• **Exercise objective**
From the listing below, pull out the lines that hold "quibus".

-- start --

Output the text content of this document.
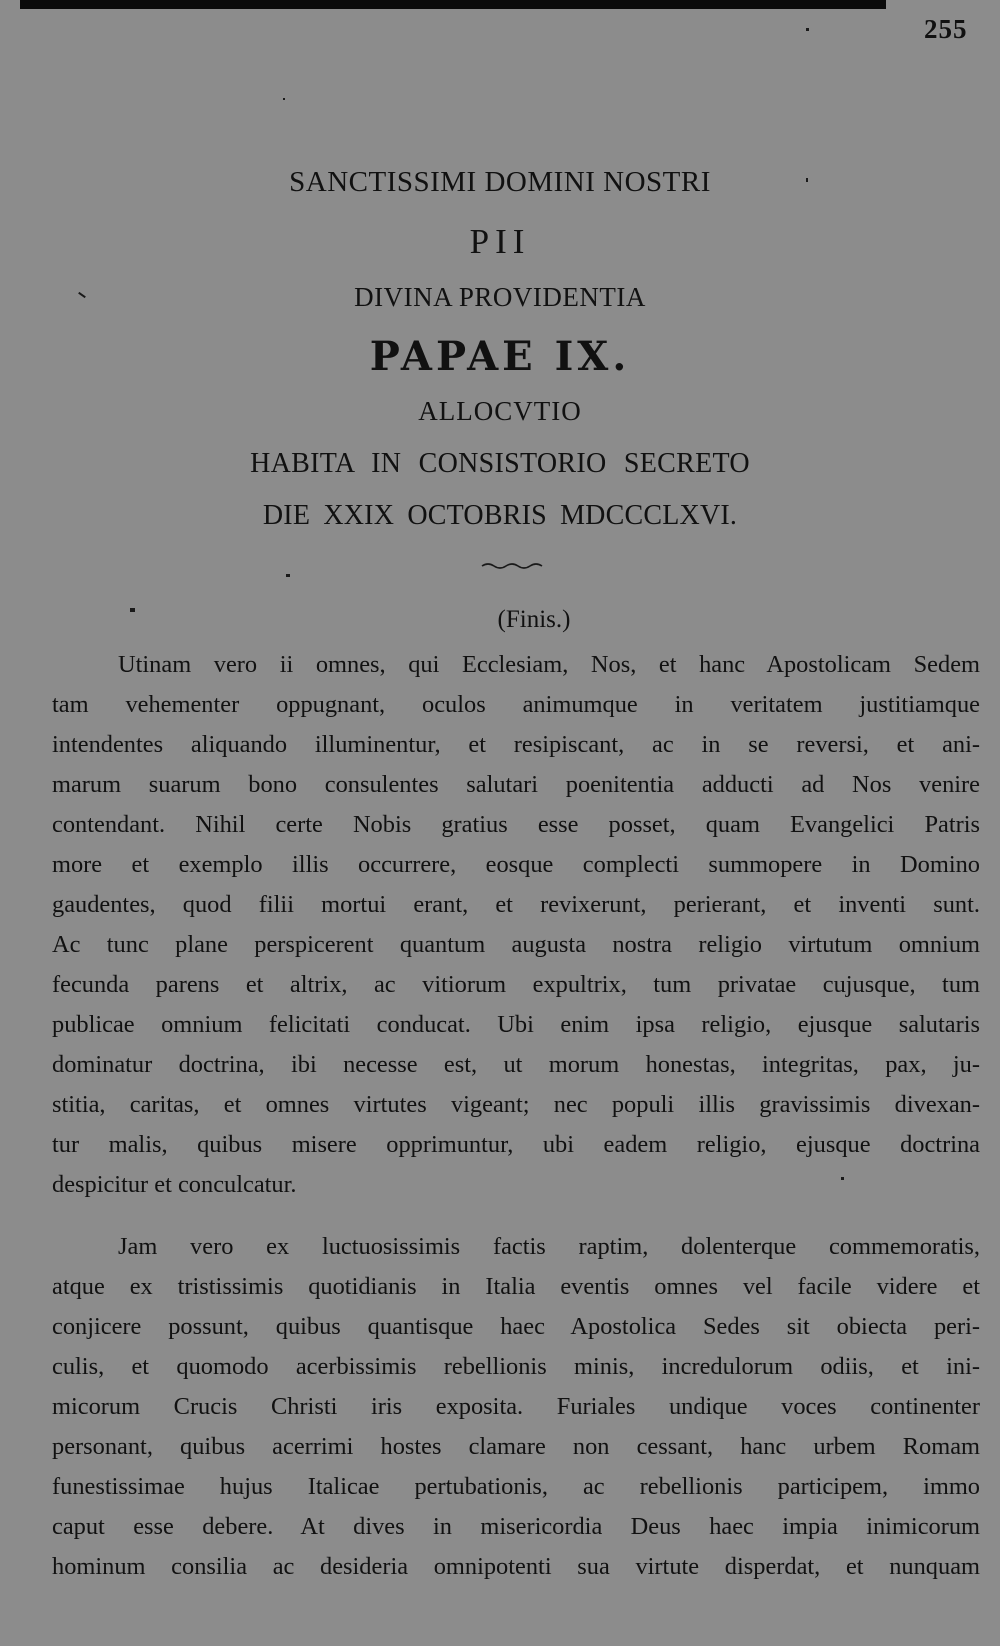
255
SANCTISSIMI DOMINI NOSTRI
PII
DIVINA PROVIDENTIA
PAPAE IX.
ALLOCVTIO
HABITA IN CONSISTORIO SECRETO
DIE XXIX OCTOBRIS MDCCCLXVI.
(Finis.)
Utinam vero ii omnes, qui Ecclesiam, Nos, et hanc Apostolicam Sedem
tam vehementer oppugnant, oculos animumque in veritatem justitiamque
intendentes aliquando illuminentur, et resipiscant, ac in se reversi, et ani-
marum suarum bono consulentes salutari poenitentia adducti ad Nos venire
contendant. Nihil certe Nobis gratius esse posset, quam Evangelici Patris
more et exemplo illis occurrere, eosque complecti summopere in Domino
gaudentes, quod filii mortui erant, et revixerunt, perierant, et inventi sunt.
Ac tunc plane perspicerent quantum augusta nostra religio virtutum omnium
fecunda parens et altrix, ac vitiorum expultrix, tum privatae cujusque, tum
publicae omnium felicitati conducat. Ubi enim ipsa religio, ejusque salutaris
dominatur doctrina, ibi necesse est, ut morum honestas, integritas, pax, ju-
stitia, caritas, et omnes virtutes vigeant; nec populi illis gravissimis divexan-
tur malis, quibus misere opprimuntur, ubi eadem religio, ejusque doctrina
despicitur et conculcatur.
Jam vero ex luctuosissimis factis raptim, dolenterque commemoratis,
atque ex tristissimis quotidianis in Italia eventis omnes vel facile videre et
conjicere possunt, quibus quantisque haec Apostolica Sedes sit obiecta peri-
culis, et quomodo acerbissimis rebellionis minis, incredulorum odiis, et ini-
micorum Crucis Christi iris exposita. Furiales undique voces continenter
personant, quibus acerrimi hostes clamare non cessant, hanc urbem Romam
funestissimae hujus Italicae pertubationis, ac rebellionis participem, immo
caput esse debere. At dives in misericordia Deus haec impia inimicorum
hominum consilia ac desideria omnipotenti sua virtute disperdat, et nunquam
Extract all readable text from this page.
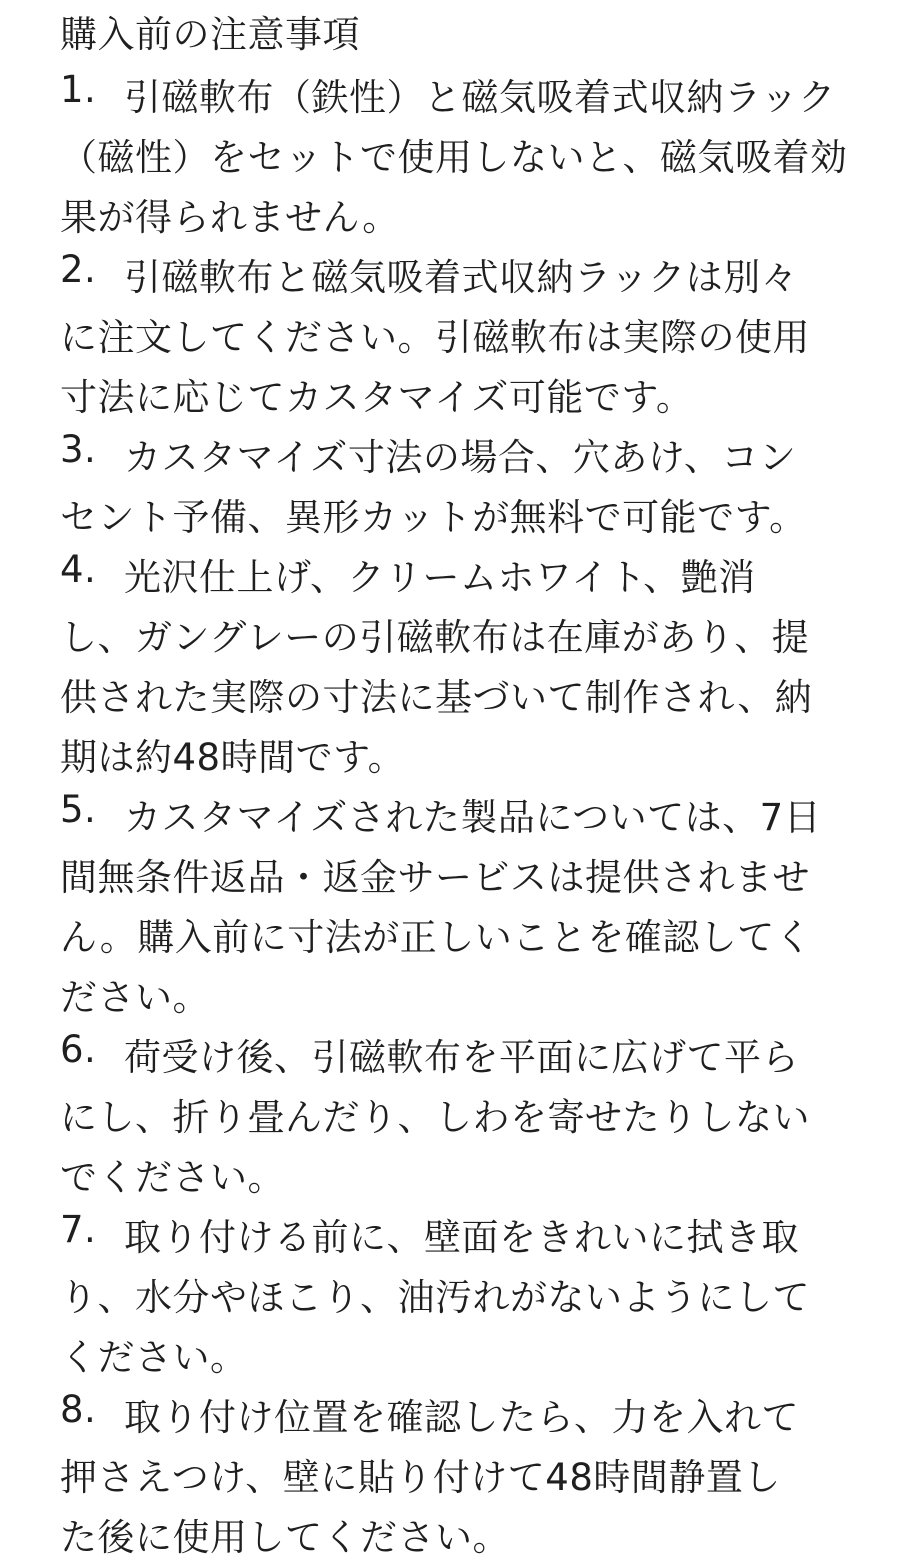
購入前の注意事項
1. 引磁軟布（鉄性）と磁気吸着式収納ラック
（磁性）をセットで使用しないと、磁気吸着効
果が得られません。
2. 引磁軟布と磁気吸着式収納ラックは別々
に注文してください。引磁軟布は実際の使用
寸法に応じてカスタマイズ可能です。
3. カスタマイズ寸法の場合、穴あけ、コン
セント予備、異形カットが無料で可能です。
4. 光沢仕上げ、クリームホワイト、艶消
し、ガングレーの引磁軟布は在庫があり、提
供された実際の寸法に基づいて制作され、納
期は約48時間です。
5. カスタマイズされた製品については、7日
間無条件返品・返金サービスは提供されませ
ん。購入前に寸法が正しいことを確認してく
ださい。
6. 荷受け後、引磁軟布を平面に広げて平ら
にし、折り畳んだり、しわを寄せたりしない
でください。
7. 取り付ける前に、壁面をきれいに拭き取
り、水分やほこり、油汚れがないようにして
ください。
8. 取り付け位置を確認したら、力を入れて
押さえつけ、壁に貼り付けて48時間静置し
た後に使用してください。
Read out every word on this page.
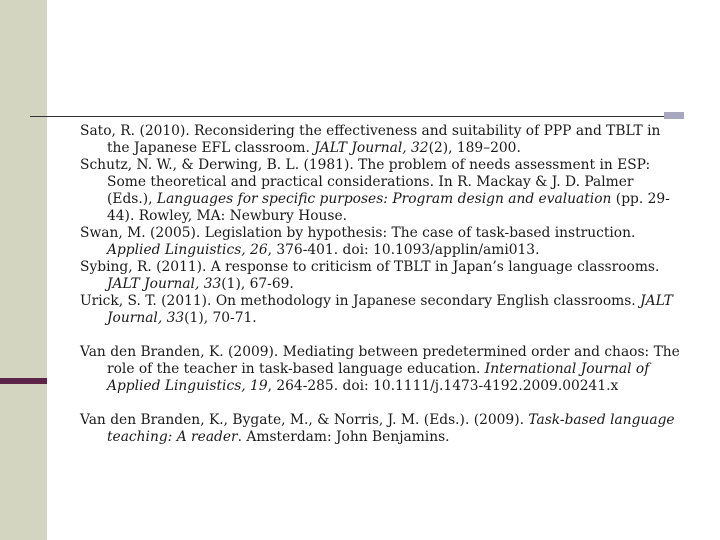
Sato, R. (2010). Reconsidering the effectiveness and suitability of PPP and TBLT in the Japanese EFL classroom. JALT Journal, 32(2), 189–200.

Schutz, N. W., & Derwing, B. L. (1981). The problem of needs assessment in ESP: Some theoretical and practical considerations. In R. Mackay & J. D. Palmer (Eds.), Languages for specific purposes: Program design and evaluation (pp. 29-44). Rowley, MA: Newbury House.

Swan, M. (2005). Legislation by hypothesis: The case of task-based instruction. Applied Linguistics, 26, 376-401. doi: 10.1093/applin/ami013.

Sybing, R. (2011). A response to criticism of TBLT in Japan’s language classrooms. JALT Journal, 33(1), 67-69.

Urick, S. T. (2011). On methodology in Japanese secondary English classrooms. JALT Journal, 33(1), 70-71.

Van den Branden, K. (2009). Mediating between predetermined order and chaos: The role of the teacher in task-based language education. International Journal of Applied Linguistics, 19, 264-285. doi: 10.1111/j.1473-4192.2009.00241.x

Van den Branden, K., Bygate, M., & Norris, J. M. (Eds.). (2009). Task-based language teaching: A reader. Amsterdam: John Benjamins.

-- end --

• **Exercise answer**
tur malis, quibus misere opprimuntur, ubi eadem religio, ejusque doctrina
conjicere possunt, quibus quantisque haec Apostolica Sedes sit obiecta peri-
personant, quibus acerrimi hostes clamare non cessant, hanc urbem Romam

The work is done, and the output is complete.